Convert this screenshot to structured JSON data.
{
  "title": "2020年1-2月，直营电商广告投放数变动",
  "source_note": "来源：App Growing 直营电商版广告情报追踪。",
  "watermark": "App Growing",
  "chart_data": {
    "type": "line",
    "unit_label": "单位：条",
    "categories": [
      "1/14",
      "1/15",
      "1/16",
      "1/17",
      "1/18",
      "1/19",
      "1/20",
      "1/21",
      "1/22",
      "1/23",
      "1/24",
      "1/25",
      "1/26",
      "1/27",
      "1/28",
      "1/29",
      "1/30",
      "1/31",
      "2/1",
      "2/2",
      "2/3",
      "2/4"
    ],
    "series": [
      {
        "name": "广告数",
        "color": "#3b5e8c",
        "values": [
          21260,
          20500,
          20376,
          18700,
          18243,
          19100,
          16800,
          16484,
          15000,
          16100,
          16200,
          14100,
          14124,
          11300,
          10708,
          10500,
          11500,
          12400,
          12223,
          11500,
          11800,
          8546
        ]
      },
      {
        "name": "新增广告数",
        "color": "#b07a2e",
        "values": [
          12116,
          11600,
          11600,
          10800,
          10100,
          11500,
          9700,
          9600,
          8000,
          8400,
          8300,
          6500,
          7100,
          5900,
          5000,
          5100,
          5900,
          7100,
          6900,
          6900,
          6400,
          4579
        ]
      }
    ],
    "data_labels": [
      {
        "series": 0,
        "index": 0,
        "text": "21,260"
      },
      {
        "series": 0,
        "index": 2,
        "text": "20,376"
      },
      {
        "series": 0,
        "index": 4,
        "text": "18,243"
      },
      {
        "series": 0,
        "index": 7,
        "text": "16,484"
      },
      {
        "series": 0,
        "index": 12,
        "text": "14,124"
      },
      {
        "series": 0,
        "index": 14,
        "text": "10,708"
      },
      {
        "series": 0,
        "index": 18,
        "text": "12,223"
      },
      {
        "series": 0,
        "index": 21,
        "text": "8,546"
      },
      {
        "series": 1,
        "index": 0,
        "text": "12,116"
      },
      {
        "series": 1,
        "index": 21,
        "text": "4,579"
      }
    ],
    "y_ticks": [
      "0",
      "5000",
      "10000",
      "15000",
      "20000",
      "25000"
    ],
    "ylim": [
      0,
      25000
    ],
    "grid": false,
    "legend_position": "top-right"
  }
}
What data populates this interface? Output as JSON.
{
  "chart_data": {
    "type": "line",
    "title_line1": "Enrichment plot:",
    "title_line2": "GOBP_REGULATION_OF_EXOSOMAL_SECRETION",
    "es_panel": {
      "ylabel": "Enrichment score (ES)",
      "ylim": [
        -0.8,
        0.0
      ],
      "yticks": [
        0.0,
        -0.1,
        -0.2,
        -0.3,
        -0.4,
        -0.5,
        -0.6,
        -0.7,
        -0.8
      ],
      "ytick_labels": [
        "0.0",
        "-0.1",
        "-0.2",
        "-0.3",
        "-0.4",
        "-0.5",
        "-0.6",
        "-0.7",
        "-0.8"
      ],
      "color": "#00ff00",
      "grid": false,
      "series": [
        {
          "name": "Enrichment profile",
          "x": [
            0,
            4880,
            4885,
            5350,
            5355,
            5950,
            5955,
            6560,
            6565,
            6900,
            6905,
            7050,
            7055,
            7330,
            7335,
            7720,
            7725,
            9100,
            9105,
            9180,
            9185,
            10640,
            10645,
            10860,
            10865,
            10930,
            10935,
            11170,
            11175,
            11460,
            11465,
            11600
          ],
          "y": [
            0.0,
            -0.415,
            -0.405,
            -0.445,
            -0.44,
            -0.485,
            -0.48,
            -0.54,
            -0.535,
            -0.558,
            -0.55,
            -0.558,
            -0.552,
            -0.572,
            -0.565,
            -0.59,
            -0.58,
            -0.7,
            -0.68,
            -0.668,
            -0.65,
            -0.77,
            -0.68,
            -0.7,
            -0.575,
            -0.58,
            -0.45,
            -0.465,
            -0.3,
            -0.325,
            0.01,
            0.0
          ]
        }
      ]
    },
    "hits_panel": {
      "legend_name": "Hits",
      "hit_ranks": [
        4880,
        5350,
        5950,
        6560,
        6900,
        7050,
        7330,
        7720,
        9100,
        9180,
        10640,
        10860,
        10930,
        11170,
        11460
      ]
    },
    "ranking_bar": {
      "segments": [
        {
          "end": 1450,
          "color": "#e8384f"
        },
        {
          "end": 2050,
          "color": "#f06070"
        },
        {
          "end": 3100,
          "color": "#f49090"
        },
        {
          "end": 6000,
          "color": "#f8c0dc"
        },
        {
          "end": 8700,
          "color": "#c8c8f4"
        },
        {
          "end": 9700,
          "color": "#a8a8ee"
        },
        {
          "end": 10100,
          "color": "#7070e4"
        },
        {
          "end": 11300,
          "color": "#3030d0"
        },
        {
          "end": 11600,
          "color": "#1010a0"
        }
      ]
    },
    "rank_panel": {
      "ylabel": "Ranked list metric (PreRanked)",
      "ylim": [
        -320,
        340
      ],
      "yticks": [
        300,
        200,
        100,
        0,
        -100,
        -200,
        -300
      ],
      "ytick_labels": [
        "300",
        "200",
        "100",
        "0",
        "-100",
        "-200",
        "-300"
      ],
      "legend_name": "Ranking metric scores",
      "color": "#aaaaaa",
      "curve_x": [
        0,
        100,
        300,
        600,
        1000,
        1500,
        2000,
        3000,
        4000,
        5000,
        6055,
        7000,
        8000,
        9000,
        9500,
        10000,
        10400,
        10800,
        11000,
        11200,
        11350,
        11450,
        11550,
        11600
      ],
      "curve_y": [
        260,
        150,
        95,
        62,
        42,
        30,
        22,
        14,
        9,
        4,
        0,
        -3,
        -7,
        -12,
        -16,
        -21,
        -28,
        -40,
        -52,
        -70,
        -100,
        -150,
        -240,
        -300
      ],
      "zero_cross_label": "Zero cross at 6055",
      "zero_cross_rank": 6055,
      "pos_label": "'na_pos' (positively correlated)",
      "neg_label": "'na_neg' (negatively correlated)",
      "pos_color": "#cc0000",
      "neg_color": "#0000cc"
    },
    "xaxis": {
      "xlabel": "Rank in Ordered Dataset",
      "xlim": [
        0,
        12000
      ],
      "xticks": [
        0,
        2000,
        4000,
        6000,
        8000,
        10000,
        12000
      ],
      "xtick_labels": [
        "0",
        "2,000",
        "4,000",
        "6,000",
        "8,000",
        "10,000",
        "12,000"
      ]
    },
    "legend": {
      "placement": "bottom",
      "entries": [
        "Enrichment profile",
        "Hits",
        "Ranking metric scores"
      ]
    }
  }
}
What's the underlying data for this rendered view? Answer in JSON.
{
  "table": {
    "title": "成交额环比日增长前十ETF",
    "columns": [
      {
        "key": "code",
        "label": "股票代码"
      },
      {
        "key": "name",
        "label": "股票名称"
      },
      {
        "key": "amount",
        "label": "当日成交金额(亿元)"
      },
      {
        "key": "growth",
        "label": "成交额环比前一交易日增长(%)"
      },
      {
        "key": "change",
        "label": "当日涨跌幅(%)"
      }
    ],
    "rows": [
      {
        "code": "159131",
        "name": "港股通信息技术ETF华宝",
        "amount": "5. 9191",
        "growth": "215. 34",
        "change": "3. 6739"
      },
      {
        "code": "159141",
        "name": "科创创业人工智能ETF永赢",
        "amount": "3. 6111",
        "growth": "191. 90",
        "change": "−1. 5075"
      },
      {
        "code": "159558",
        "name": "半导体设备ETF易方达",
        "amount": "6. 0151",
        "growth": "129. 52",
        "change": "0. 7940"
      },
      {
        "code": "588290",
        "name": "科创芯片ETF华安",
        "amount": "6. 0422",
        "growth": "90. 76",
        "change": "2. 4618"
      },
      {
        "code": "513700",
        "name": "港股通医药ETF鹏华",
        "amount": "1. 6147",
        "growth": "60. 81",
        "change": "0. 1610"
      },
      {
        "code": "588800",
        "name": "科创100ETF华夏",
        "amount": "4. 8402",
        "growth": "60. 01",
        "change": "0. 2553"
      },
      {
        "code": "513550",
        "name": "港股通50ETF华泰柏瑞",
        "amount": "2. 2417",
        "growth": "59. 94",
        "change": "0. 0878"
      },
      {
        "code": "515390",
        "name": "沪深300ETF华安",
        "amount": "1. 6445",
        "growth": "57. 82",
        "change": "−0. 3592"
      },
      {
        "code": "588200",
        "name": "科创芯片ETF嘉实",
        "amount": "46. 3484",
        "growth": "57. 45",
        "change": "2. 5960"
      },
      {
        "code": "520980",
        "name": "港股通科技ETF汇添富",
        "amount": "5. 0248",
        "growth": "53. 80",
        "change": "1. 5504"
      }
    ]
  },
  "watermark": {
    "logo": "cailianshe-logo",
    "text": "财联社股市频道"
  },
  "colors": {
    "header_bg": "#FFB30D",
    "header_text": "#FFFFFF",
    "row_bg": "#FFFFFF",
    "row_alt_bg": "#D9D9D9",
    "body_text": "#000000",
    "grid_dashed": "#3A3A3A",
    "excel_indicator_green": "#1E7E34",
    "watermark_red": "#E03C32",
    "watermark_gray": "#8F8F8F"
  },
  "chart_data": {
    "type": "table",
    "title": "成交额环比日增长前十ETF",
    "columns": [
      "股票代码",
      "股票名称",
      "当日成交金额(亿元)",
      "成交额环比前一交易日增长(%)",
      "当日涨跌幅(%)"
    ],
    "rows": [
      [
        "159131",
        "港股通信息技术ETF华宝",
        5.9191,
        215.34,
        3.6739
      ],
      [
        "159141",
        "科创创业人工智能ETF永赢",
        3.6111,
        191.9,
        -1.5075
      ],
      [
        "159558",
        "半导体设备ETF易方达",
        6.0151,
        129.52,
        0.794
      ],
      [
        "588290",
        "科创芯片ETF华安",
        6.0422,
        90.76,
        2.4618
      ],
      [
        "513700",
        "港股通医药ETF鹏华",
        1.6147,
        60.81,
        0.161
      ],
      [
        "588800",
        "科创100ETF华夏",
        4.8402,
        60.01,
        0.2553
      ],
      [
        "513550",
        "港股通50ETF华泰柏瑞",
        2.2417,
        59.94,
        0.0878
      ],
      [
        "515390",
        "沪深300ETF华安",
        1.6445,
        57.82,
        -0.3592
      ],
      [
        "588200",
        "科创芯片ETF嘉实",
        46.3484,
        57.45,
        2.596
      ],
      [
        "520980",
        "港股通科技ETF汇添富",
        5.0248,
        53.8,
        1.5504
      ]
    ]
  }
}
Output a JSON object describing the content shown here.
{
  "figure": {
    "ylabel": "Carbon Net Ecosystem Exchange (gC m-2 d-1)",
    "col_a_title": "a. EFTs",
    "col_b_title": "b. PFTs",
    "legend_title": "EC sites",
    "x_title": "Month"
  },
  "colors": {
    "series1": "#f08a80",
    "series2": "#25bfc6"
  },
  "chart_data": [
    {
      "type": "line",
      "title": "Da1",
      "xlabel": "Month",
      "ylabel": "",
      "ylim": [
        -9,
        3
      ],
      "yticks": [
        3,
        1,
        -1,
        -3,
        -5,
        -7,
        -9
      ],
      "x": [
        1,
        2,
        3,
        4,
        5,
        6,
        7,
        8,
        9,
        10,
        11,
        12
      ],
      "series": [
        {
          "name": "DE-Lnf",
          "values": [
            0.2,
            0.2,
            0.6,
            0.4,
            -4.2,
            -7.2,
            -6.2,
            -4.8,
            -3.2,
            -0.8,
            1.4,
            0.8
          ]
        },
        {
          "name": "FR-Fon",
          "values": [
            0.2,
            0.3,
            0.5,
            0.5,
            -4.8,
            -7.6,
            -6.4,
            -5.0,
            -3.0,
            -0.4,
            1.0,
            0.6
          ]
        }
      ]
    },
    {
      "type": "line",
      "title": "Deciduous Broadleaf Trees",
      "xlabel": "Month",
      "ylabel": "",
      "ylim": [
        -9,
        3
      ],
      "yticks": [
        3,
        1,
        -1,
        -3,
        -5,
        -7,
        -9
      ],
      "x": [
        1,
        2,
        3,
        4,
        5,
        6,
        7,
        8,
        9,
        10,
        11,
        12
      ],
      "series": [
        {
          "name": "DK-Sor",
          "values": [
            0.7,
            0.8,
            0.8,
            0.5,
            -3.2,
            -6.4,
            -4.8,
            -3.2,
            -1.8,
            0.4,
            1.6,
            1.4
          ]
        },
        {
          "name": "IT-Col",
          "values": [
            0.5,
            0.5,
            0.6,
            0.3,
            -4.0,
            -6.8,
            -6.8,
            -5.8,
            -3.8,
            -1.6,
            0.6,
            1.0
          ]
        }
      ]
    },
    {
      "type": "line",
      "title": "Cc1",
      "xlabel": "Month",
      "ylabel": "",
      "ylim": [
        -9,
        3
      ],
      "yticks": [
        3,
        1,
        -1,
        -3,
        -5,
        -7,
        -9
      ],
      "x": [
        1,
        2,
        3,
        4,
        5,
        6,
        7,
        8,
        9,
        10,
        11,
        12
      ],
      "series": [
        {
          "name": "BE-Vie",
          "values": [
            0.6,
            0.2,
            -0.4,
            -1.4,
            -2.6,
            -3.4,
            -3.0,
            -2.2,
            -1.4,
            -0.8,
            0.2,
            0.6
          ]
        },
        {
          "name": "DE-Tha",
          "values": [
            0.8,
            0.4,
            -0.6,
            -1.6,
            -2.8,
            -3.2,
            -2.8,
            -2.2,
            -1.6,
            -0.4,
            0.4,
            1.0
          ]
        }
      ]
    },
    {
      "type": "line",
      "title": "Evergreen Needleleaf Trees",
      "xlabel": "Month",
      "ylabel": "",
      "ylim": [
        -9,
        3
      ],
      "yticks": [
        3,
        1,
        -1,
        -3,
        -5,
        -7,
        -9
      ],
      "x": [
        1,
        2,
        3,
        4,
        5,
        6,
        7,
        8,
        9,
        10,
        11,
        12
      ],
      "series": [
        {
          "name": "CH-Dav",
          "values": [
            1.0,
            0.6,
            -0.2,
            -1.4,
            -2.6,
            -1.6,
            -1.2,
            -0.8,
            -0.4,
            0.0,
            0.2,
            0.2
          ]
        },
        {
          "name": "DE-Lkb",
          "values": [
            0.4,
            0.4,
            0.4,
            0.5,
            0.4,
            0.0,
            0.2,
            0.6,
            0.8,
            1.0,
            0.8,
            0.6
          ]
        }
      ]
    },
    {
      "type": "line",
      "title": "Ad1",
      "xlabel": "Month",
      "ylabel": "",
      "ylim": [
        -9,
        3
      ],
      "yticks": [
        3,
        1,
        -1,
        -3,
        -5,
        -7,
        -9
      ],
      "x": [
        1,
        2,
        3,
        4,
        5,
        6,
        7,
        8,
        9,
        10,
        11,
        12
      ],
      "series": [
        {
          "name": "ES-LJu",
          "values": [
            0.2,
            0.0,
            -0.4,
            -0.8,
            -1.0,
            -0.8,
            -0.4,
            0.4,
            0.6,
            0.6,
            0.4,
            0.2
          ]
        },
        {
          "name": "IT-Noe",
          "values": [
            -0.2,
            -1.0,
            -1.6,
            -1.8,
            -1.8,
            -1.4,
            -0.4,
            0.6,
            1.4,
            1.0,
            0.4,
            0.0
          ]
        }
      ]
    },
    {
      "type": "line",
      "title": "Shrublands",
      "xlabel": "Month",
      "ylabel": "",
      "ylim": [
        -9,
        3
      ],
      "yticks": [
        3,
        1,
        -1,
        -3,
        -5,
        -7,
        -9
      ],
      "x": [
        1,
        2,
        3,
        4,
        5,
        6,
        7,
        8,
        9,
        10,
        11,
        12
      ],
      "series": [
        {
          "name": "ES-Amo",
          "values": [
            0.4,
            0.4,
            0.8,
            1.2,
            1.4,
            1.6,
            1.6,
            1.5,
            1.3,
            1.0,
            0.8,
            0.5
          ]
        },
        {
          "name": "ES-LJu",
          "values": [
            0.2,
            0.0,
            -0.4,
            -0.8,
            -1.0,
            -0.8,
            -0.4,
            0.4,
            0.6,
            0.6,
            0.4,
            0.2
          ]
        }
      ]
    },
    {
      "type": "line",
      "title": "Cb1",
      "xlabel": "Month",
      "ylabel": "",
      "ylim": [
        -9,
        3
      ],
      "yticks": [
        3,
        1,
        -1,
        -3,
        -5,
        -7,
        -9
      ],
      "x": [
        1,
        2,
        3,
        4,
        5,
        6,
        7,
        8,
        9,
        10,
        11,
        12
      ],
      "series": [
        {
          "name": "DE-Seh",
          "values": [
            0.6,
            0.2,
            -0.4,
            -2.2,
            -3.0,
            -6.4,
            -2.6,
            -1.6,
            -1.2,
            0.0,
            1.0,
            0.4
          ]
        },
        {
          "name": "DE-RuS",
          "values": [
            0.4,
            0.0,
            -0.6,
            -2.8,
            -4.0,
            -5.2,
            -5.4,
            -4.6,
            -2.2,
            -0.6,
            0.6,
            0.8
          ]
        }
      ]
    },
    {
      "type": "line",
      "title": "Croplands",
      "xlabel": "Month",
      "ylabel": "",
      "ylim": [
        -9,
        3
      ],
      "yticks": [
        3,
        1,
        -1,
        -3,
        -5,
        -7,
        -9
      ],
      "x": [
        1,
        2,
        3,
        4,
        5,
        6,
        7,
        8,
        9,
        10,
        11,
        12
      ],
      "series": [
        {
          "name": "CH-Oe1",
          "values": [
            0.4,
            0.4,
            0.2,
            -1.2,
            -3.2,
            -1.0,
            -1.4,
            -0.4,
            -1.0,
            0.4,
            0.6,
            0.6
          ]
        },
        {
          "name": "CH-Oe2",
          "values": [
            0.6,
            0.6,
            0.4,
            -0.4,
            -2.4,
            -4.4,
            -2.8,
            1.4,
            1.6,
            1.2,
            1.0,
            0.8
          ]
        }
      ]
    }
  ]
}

= = = = =

In the entries above, identify every line with the string "growth".

        "key": "growth",
        "growth": "215. 34",
        "growth": "191. 90",
        "growth": "129. 52",
        "growth": "90. 76",
        "growth": "60. 81",
        "growth": "60. 01",
        "growth": "59. 94",
        "growth": "57. 82",
        "growth": "57. 45",
        "growth": "53. 80",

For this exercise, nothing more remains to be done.